Supplied material:
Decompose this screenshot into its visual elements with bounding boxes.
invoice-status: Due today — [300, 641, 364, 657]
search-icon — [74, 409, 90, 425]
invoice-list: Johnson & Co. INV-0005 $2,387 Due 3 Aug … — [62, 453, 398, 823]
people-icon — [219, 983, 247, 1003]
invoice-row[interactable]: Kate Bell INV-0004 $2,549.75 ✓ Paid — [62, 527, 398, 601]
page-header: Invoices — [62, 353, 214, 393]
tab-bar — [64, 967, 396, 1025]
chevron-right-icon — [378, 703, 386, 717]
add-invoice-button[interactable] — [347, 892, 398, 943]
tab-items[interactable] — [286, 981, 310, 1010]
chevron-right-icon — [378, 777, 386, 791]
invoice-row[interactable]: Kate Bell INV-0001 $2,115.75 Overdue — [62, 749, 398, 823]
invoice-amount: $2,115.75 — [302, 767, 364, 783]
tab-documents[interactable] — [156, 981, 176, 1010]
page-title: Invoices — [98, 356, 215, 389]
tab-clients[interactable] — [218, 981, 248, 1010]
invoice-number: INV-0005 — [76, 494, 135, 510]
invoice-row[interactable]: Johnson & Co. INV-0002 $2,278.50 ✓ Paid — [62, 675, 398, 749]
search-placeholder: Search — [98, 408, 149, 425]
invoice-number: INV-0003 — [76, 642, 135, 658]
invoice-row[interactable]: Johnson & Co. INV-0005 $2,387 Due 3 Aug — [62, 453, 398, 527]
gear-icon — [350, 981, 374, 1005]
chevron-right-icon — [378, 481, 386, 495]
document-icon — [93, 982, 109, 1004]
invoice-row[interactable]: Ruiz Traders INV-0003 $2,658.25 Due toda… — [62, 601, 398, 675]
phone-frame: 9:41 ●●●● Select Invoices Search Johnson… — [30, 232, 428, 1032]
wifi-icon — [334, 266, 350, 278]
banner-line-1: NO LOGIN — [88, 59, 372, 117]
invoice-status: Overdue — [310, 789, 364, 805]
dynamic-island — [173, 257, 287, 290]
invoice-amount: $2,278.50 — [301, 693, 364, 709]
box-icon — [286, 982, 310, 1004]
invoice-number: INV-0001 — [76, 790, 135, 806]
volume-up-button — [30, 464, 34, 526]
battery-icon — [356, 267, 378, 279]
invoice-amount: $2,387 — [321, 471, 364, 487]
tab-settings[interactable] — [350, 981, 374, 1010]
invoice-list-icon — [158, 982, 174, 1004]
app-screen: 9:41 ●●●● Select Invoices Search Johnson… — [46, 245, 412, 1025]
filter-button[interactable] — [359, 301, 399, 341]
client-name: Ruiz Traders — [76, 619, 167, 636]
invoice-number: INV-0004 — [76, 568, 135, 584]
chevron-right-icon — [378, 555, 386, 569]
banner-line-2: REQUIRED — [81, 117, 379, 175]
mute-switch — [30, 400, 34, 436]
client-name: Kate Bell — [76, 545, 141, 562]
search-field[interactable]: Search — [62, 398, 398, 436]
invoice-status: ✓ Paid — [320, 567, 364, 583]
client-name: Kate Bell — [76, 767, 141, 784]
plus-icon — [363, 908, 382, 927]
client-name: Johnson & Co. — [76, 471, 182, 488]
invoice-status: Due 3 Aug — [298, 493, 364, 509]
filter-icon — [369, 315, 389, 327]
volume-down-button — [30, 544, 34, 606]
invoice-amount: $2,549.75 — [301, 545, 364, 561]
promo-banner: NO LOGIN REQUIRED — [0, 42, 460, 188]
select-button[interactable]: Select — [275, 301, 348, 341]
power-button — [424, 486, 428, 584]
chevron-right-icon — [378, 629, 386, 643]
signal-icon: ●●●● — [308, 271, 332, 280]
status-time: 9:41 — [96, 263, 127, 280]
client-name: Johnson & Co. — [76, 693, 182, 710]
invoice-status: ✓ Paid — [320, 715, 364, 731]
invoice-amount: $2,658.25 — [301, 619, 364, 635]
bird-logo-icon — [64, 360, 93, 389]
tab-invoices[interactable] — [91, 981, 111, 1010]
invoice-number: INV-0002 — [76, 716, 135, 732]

To do:
Could you give the records above again with every "invoice-row" swapped for "invoice-item" and everything else left as it is?

Task solution:
Decompose this screenshot into its visual elements with bounding boxes.
invoice-status: Due today — [300, 641, 364, 657]
search-icon — [74, 409, 90, 425]
invoice-list: Johnson & Co. INV-0005 $2,387 Due 3 Aug … — [62, 453, 398, 823]
people-icon — [219, 983, 247, 1003]
invoice-item[interactable]: Kate Bell INV-0004 $2,549.75 ✓ Paid — [62, 527, 398, 601]
page-header: Invoices — [62, 353, 214, 393]
tab-bar — [64, 967, 396, 1025]
chevron-right-icon — [378, 703, 386, 717]
add-invoice-button[interactable] — [347, 892, 398, 943]
tab-items[interactable] — [286, 981, 310, 1010]
chevron-right-icon — [378, 777, 386, 791]
invoice-item[interactable]: Kate Bell INV-0001 $2,115.75 Overdue — [62, 749, 398, 823]
invoice-amount: $2,115.75 — [302, 767, 364, 783]
tab-documents[interactable] — [156, 981, 176, 1010]
page-title: Invoices — [98, 356, 215, 389]
tab-clients[interactable] — [218, 981, 248, 1010]
invoice-number: INV-0005 — [76, 494, 135, 510]
invoice-item[interactable]: Johnson & Co. INV-0002 $2,278.50 ✓ Paid — [62, 675, 398, 749]
search-placeholder: Search — [98, 408, 149, 425]
invoice-number: INV-0003 — [76, 642, 135, 658]
invoice-item[interactable]: Johnson & Co. INV-0005 $2,387 Due 3 Aug — [62, 453, 398, 527]
gear-icon — [350, 981, 374, 1005]
chevron-right-icon — [378, 481, 386, 495]
document-icon — [93, 982, 109, 1004]
invoice-item[interactable]: Ruiz Traders INV-0003 $2,658.25 Due toda… — [62, 601, 398, 675]
phone-frame: 9:41 ●●●● Select Invoices Search Johnson… — [30, 232, 428, 1032]
wifi-icon — [334, 266, 350, 278]
banner-line-1: NO LOGIN — [88, 59, 372, 117]
invoice-status: Overdue — [310, 789, 364, 805]
dynamic-island — [173, 257, 287, 290]
invoice-amount: $2,278.50 — [301, 693, 364, 709]
box-icon — [286, 982, 310, 1004]
invoice-number: INV-0001 — [76, 790, 135, 806]
volume-up-button — [30, 464, 34, 526]
battery-icon — [356, 267, 378, 279]
invoice-amount: $2,387 — [321, 471, 364, 487]
tab-settings[interactable] — [350, 981, 374, 1010]
invoice-list-icon — [158, 982, 174, 1004]
app-screen: 9:41 ●●●● Select Invoices Search Johnson… — [46, 245, 412, 1025]
filter-button[interactable] — [359, 301, 399, 341]
client-name: Ruiz Traders — [76, 619, 167, 636]
invoice-number: INV-0004 — [76, 568, 135, 584]
chevron-right-icon — [378, 555, 386, 569]
banner-line-2: REQUIRED — [81, 117, 379, 175]
mute-switch — [30, 400, 34, 436]
client-name: Kate Bell — [76, 545, 141, 562]
search-field[interactable]: Search — [62, 398, 398, 436]
invoice-status: ✓ Paid — [320, 567, 364, 583]
client-name: Kate Bell — [76, 767, 141, 784]
plus-icon — [363, 908, 382, 927]
client-name: Johnson & Co. — [76, 471, 182, 488]
invoice-status: Due 3 Aug — [298, 493, 364, 509]
filter-icon — [369, 315, 389, 327]
volume-down-button — [30, 544, 34, 606]
invoice-amount: $2,549.75 — [301, 545, 364, 561]
promo-banner: NO LOGIN REQUIRED — [0, 42, 460, 188]
select-button[interactable]: Select — [275, 301, 348, 341]
power-button — [424, 486, 428, 584]
chevron-right-icon — [378, 629, 386, 643]
signal-icon: ●●●● — [308, 271, 332, 280]
status-time: 9:41 — [96, 263, 127, 280]
client-name: Johnson & Co. — [76, 693, 182, 710]
invoice-status: ✓ Paid — [320, 715, 364, 731]
invoice-amount: $2,658.25 — [301, 619, 364, 635]
bird-logo-icon — [64, 360, 93, 389]
tab-invoices[interactable] — [91, 981, 111, 1010]
invoice-number: INV-0002 — [76, 716, 135, 732]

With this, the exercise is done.